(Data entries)
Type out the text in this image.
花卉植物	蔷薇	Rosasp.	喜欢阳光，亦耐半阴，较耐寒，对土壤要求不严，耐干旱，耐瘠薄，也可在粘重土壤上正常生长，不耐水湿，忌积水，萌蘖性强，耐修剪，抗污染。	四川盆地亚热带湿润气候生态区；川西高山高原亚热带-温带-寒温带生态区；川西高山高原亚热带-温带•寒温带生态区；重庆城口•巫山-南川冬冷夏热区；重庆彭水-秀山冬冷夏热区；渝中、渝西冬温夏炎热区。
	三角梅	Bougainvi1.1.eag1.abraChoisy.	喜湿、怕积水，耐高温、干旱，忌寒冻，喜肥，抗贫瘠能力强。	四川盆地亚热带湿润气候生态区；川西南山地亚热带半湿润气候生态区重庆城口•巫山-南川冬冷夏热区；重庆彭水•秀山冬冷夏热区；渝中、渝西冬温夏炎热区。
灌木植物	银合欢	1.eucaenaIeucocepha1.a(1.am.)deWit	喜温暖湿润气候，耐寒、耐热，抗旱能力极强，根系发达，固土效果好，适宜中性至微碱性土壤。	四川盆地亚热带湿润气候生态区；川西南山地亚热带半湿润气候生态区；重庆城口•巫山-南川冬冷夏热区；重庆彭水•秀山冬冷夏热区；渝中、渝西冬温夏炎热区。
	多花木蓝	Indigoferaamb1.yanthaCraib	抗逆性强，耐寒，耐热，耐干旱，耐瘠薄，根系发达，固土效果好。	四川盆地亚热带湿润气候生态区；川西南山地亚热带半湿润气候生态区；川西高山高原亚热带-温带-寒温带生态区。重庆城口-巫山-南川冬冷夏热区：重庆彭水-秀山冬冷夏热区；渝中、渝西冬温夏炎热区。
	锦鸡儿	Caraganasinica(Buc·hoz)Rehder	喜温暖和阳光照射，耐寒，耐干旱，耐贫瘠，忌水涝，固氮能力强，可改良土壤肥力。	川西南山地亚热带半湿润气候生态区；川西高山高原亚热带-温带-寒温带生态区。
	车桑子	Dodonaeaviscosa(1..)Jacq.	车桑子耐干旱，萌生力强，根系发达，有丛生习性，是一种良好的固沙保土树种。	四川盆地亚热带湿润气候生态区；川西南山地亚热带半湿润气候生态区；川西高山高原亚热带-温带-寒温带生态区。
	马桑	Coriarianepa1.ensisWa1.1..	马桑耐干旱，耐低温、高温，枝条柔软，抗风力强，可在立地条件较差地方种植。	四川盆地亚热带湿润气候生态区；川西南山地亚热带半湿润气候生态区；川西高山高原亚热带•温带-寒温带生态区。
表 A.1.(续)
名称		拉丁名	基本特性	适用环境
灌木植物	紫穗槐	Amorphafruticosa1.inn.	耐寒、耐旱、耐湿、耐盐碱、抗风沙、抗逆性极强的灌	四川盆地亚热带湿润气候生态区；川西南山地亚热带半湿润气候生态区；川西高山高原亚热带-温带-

## Problem
Write out every entry verbatim.

## Correct output
Type out the text in this image.
花卉植物	蔷薇	Rosasp.	喜欢阳光，亦耐半阴，较耐寒，对土壤要求不严，耐干旱，耐瘠薄，也可在粘重土壤上正常生长，不耐水湿，忌积水，萌蘖性强，耐修剪，抗污染。	四川盆地亚热带湿润气候生态区；川西高山高原亚热带-温带-寒温带生态区；川西高山高原亚热带-温带•寒温带生态区；重庆城口•巫山-南川冬冷夏热区；重庆彭水-秀山冬冷夏热区；渝中、渝西冬温夏炎热区。
	三角梅	Bougainvi1.1.eag1.abraChoisy.	喜湿、怕积水，耐高温、干旱，忌寒冻，喜肥，抗贫瘠能力强。	四川盆地亚热带湿润气候生态区；川西南山地亚热带半湿润气候生态区重庆城口•巫山-南川冬冷夏热区；重庆彭水•秀山冬冷夏热区；渝中、渝西冬温夏炎热区。
灌木植物	银合欢	1.eucaenaIeucocepha1.a(1.am.)deWit	喜温暖湿润气候，耐寒、耐热，抗旱能力极强，根系发达，固土效果好，适宜中性至微碱性土壤。	四川盆地亚热带湿润气候生态区；川西南山地亚热带半湿润气候生态区；重庆城口•巫山-南川冬冷夏热区；重庆彭水•秀山冬冷夏热区；渝中、渝西冬温夏炎热区。
	多花木蓝	Indigoferaamb1.yanthaCraib	抗逆性强，耐寒，耐热，耐干旱，耐瘠薄，根系发达，固土效果好。	四川盆地亚热带湿润气候生态区；川西南山地亚热带半湿润气候生态区；川西高山高原亚热带-温带-寒温带生态区。重庆城口-巫山-南川冬冷夏热区：重庆彭水-秀山冬冷夏热区；渝中、渝西冬温夏炎热区。
	锦鸡儿	Caraganasinica(Buc·hoz)Rehder	喜温暖和阳光照射，耐寒，耐干旱，耐贫瘠，忌水涝，固氮能力强，可改良土壤肥力。	川西南山地亚热带半湿润气候生态区；川西高山高原亚热带-温带-寒温带生态区。
	车桑子	Dodonaeaviscosa(1..)Jacq.	车桑子耐干旱，萌生力强，根系发达，有丛生习性，是一种良好的固沙保土树种。	四川盆地亚热带湿润气候生态区；川西南山地亚热带半湿润气候生态区；川西高山高原亚热带-温带-寒温带生态区。
	马桑	Coriarianepa1.ensisWa1.1..	马桑耐干旱，耐低温、高温，枝条柔软，抗风力强，可在立地条件较差地方种植。	四川盆地亚热带湿润气候生态区；川西南山地亚热带半湿润气候生态区；川西高山高原亚热带•温带-寒温带生态区。
表 A.1.(续)
名称		拉丁名	基本特性	适用环境
灌木植物	紫穗槐	Amorphafruticosa1.inn.	耐寒、耐旱、耐湿、耐盐碱、抗风沙、抗逆性极强的灌	四川盆地亚热带湿润气候生态区；川西南山地亚热带半湿润气候生态区；川西高山高原亚热带-温带-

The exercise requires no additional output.